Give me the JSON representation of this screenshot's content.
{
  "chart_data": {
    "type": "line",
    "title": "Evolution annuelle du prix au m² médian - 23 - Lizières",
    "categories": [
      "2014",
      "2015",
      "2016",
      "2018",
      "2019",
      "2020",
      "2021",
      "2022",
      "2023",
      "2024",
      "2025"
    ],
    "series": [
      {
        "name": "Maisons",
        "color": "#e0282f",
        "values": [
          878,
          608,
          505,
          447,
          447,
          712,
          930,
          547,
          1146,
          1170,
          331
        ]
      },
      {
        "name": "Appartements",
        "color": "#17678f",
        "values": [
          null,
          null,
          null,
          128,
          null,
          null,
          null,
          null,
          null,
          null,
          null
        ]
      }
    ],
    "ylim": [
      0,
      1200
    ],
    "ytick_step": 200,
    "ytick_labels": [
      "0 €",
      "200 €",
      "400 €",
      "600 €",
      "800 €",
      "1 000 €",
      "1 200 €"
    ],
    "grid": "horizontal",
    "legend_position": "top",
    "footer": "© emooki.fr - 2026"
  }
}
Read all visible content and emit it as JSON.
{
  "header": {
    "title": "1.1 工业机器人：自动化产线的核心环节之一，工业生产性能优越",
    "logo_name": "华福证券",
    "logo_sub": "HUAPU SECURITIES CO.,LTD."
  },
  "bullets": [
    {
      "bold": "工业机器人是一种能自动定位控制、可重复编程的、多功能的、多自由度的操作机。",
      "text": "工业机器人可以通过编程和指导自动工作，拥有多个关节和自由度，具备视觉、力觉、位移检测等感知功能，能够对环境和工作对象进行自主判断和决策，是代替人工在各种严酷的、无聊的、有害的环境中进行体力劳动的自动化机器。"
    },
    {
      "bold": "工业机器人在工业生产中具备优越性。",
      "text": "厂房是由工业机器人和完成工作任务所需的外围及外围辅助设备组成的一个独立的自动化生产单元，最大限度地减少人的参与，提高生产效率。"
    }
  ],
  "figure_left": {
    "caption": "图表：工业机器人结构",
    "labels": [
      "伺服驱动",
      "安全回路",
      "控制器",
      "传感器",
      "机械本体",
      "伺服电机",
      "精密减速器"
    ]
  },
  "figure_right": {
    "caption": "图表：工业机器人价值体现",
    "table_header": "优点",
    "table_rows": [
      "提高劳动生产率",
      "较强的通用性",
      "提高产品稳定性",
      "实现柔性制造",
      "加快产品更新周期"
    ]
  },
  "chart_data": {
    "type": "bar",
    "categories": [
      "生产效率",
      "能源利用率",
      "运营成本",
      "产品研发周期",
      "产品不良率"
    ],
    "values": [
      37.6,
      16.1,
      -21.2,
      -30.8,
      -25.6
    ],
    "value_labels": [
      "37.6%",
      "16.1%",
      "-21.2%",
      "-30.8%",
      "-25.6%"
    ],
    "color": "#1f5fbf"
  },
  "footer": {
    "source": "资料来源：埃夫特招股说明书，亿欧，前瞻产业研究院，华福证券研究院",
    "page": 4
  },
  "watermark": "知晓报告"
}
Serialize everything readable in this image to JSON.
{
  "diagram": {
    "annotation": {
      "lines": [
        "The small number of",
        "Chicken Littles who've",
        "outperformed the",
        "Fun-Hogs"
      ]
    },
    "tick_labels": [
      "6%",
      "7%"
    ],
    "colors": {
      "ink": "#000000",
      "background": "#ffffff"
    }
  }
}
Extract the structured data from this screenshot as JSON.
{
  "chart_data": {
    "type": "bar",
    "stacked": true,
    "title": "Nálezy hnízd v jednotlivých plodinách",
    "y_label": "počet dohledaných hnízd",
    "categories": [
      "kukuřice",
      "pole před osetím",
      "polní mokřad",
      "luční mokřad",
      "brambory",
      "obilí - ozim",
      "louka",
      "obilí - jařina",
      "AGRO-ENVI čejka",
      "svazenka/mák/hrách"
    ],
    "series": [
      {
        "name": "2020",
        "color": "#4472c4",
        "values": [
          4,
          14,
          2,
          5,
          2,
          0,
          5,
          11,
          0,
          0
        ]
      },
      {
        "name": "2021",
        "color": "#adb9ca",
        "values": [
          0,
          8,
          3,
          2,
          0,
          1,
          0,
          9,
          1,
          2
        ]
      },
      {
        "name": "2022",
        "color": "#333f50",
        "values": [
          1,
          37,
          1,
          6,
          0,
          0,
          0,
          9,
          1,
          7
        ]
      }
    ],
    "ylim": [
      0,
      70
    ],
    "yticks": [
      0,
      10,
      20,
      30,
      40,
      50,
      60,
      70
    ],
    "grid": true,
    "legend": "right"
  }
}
┄┄┄┄┄┄┄┄┄┄┄┄┄┄┄┄┄┄┄┄
## [Challenge]
Collect the complete line wherever the string "bold" appears in the records.

## [Answer to the task]
      "bold": "工业机器人是一种能自动定位控制、可重复编程的、多功能的、多自由度的操作机。",
      "bold": "工业机器人在工业生产中具备优越性。",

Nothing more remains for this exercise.